ЗАДАНИЕ =>
Ответьте, пожалуйста, на вопросы по тексту о статье «Большие чувства».
1. Чем, по словам советских газет той поры, была эта статья?
2. С какой фразы простой солдат начал ободрять младшего товарища?
3. Какими фразами, согласно тексту, создан портрет вождя?

Статья «Большие чувства», как подчеркивалось в советских газетах той поры, это гимн всенародной любви к вождю. Я помилосердствовал, не включив в название главы, начинающей пролог, этот поэтический термин, означающий хвалебную торжественную песнь. Стоит заметить, что автор столь примечательного произведения — личность, которую и сегодня ненавидят лютой ненавистью многие, в том числе и, быть может, особенно поклонники Сталина. Один из персонажей только что не зарифмованного текста, простой солдат, решил приободрить младшего товарища, дрогнувшего перед трудностями жизни:
«Сталину тяжелее, а он молчит…» Молчит и делает великое дело. Один он на всех. Он — надежда мира.
Портрет вождя, надо отдать должное мастерству Эренбурга, создан лаконичными, емкими фразами. Это уже не вождь, не герой, а полубог, нет, пожалуй, Бог.

СВЕДЕНИЯ =>
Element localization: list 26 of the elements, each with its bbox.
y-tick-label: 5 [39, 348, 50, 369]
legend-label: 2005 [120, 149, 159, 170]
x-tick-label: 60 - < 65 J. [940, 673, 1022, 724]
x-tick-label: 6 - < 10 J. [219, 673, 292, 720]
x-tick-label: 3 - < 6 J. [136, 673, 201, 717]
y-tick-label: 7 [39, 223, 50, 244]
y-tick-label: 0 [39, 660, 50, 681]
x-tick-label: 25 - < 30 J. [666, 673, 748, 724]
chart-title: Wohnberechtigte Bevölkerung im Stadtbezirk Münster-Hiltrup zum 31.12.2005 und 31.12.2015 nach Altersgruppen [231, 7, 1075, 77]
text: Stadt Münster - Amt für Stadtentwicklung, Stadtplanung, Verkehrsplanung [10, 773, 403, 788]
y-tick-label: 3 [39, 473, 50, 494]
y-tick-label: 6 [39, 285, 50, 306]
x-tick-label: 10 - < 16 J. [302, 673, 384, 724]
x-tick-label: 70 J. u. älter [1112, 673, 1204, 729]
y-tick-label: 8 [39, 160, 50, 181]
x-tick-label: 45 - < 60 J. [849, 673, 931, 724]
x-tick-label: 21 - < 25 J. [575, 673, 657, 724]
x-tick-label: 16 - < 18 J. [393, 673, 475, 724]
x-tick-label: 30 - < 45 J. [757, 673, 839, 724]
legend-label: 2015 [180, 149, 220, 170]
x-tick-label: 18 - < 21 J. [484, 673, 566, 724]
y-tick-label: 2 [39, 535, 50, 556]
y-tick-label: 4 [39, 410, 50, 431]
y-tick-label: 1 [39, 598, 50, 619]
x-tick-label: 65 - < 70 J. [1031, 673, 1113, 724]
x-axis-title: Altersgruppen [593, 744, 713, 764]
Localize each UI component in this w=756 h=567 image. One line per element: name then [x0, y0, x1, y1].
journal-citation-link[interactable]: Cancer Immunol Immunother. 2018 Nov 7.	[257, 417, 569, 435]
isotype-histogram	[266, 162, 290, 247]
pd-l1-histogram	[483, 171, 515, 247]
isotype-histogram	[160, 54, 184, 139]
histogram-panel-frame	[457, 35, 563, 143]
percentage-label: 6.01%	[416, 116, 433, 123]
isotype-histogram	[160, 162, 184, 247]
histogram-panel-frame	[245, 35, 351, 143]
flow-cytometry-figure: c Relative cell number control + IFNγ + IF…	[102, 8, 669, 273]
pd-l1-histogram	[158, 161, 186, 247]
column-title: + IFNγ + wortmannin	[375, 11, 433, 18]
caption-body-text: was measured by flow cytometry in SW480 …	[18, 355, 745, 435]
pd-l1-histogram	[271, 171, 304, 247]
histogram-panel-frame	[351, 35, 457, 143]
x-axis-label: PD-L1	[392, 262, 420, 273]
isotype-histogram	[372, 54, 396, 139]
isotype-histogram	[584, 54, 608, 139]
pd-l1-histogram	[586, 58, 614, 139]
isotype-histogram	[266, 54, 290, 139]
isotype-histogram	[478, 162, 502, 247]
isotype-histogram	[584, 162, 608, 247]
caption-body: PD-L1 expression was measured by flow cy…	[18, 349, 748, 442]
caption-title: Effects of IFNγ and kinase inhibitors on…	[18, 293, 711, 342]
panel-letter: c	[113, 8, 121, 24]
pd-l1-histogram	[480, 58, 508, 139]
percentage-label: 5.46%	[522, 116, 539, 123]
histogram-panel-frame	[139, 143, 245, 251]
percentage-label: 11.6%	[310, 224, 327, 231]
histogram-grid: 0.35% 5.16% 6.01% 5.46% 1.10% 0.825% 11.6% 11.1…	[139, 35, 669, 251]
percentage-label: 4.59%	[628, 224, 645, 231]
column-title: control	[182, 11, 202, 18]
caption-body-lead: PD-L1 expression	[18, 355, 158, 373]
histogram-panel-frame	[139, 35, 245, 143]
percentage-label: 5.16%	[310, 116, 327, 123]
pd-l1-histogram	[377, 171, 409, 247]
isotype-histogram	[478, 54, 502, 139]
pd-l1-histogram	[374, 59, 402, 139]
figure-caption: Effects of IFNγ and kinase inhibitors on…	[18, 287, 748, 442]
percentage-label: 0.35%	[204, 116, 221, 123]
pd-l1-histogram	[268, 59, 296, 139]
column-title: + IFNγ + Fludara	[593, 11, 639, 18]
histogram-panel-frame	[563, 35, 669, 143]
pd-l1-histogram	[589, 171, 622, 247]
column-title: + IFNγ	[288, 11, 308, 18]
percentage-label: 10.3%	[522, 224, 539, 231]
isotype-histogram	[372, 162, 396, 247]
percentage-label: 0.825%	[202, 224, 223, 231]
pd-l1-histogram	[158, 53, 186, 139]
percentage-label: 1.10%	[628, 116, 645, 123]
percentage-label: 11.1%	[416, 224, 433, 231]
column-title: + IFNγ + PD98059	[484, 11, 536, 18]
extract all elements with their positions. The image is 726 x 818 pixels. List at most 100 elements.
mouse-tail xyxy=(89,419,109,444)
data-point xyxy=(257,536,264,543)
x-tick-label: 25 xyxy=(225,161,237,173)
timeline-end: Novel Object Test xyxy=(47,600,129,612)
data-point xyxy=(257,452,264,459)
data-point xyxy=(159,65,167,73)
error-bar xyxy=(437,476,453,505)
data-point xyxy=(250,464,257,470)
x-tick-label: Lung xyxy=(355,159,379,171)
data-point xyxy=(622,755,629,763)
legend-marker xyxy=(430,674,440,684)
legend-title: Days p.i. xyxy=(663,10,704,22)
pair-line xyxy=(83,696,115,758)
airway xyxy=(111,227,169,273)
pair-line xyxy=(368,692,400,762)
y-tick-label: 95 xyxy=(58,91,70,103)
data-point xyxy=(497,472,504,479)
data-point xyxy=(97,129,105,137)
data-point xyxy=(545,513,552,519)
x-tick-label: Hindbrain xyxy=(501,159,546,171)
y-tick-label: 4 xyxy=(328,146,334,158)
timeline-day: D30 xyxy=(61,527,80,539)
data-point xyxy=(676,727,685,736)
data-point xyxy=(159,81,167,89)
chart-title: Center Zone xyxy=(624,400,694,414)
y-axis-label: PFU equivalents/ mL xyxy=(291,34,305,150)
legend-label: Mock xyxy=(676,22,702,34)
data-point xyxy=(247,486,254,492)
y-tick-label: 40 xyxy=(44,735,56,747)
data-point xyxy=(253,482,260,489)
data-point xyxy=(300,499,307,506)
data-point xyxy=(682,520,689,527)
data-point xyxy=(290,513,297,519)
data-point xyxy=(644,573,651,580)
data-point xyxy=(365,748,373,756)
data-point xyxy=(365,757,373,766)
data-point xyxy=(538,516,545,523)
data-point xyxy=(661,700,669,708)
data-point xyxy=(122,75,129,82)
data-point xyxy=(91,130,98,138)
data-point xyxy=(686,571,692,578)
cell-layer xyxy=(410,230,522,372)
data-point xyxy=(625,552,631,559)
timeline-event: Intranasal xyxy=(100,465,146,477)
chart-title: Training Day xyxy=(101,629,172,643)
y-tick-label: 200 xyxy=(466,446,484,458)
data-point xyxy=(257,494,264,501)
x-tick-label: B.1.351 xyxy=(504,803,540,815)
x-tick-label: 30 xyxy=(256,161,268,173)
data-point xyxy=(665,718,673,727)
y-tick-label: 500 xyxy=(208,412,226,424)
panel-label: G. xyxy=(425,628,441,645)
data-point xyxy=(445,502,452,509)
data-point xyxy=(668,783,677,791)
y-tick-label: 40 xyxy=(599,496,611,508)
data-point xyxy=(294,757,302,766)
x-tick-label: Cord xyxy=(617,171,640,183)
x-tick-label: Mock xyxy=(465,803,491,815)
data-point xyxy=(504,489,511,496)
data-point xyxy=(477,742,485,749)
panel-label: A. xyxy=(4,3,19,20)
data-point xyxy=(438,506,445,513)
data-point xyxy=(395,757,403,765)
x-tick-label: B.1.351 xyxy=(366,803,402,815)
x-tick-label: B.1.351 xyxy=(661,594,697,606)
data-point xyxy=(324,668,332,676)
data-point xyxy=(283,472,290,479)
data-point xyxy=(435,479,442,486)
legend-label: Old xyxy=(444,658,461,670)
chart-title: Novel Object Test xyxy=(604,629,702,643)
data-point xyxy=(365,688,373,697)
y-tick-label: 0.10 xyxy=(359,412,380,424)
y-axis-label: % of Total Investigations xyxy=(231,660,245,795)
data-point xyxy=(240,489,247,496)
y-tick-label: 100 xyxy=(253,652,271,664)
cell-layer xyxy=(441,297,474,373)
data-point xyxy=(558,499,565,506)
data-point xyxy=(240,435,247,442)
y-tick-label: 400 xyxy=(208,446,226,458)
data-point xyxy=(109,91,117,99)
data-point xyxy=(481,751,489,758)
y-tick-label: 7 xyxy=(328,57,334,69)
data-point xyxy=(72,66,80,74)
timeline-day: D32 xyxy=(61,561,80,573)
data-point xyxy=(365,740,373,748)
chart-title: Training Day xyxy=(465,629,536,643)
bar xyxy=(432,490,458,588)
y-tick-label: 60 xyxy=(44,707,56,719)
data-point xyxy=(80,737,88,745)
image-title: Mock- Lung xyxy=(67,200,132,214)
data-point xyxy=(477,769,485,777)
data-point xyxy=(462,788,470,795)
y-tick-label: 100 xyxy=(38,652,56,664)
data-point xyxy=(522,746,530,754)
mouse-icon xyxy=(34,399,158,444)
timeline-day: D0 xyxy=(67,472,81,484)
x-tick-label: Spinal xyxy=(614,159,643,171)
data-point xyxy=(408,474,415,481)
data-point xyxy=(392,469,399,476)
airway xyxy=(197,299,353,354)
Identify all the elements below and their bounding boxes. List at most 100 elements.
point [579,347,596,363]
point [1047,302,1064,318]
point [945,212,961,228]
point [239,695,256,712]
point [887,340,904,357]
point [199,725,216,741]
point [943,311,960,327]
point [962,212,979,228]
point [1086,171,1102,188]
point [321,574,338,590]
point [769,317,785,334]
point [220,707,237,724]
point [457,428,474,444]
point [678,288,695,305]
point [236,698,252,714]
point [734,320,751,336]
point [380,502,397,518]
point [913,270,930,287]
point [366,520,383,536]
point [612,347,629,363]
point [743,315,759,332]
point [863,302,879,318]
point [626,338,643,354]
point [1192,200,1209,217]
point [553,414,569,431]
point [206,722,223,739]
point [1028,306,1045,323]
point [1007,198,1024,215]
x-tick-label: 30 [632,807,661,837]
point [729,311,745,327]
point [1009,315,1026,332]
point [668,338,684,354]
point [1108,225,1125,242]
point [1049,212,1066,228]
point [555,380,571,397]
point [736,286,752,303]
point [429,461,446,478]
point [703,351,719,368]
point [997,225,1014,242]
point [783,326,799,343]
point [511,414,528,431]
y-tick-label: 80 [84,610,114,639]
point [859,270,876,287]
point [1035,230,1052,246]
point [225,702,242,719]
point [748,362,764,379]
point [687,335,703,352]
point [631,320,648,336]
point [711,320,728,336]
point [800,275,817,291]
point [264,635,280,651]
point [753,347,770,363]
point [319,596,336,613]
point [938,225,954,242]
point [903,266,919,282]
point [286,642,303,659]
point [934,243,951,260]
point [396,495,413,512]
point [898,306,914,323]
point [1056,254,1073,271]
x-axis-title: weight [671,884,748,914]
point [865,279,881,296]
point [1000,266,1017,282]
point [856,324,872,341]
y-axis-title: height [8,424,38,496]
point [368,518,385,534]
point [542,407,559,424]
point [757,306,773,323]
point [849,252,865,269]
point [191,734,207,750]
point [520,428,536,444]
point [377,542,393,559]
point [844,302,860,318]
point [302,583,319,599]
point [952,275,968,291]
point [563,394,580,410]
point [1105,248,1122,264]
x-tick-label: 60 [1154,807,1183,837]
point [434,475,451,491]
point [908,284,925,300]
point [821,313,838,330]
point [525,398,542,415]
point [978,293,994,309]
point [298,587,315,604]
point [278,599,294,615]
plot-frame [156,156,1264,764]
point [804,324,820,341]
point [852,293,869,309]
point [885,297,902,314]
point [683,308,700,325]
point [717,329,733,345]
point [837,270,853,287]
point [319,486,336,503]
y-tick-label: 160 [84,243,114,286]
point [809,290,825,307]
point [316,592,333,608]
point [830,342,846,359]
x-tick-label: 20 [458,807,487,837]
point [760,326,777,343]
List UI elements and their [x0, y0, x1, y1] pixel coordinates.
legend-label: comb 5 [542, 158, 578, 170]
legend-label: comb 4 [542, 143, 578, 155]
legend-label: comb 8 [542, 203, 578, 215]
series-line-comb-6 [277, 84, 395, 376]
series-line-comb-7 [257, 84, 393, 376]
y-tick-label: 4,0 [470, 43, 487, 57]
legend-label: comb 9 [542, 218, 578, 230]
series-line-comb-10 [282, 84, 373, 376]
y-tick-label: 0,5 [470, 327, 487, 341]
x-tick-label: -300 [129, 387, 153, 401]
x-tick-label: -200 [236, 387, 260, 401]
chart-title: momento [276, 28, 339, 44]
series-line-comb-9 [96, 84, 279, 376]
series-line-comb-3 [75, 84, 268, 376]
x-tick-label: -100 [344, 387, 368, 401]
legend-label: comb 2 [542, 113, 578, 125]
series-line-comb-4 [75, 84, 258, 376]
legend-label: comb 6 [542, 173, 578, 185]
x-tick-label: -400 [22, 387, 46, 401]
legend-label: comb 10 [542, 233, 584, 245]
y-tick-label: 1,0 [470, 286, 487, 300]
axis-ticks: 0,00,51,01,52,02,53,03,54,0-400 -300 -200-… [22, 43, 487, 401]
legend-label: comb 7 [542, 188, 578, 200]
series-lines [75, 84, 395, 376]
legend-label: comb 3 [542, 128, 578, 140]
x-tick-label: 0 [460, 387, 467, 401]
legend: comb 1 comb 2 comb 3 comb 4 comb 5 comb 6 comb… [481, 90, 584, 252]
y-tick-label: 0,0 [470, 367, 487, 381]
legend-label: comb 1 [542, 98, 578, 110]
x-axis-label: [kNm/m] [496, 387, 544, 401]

ОТВЕТ НИЖЕ =>
1. Гимном всенародной любви к вождю.
2. «Сталину тяжелее, а он молчит…»
3. Лаконичными, емкими фразами.